§ Input data:
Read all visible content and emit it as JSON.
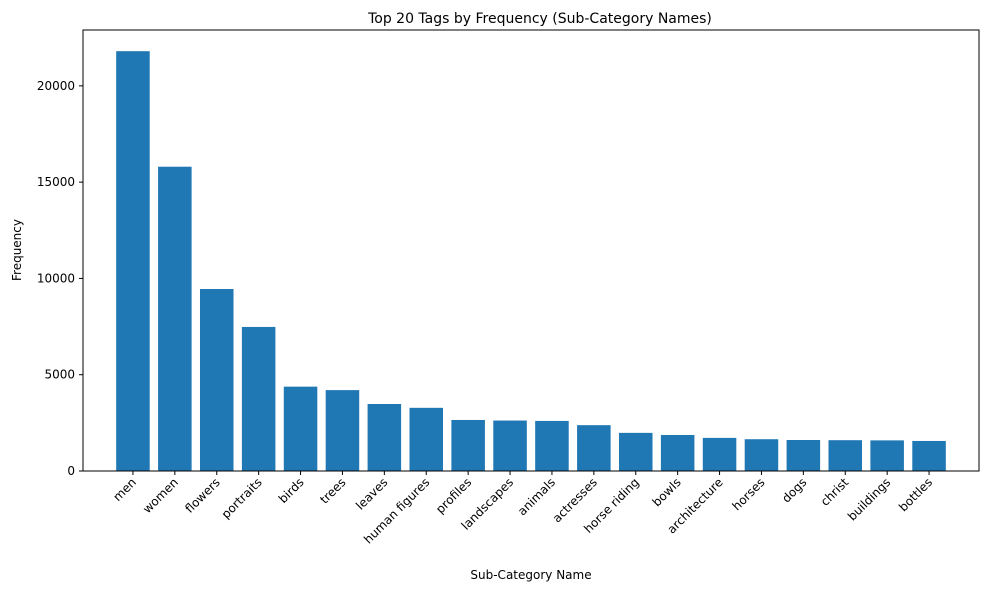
{
  "chart_data": {
    "type": "bar",
    "title": "Top 20 Tags by Frequency (Sub-Category Names)",
    "xlabel": "Sub-Category Name",
    "ylabel": "Frequency",
    "categories": [
      "men",
      "women",
      "flowers",
      "portraits",
      "birds",
      "trees",
      "leaves",
      "human figures",
      "profiles",
      "landscapes",
      "animals",
      "actresses",
      "horse riding",
      "bowls",
      "architecture",
      "horses",
      "dogs",
      "christ",
      "buildings",
      "bottles"
    ],
    "values": [
      21800,
      15800,
      9450,
      7480,
      4380,
      4200,
      3480,
      3280,
      2650,
      2620,
      2600,
      2380,
      1980,
      1870,
      1720,
      1650,
      1610,
      1600,
      1590,
      1560
    ],
    "ylim": [
      0,
      22900
    ],
    "yticks": [
      0,
      5000,
      10000,
      15000,
      20000
    ],
    "bar_color": "#1f77b4",
    "grid": false,
    "legend": false
  }
}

§ Instruction:
Where a line holds "Frequency", copy that line.

§ Task answer:
    "title": "Top 20 Tags by Frequency (Sub-Category Names)",
    "ylabel": "Frequency",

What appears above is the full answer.